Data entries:

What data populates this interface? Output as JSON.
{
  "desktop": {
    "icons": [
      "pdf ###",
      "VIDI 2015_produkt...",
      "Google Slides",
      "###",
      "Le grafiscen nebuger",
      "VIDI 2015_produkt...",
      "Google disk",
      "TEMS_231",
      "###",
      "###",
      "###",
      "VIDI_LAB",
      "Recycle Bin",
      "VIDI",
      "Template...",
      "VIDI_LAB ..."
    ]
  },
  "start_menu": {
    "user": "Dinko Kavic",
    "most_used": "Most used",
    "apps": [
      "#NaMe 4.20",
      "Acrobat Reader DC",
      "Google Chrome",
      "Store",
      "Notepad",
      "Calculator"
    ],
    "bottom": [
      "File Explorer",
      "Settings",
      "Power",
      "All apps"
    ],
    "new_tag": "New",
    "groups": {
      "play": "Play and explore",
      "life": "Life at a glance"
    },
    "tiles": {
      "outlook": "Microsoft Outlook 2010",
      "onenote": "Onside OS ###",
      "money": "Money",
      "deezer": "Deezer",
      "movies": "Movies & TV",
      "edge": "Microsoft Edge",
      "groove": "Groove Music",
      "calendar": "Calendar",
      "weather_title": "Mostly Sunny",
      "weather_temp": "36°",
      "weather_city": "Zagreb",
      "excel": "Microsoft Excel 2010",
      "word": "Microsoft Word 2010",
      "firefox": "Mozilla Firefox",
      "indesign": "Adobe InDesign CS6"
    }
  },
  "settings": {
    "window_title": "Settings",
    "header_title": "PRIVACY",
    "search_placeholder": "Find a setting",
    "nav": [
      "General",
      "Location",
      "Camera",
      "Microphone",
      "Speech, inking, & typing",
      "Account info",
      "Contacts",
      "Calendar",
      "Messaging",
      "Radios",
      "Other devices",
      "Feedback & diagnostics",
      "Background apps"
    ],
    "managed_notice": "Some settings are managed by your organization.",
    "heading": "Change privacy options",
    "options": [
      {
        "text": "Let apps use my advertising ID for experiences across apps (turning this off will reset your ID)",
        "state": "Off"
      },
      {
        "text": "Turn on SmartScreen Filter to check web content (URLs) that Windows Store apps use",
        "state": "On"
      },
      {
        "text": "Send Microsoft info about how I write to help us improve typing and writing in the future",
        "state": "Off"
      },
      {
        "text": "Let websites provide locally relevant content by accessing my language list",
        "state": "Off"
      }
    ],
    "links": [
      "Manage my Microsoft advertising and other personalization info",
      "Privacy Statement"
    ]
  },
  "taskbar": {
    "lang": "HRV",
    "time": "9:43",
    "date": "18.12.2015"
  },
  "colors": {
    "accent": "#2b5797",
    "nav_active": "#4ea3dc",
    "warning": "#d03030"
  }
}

What is expected = Only a number is needed: how many lines of the material above contain "text"?

The output = 4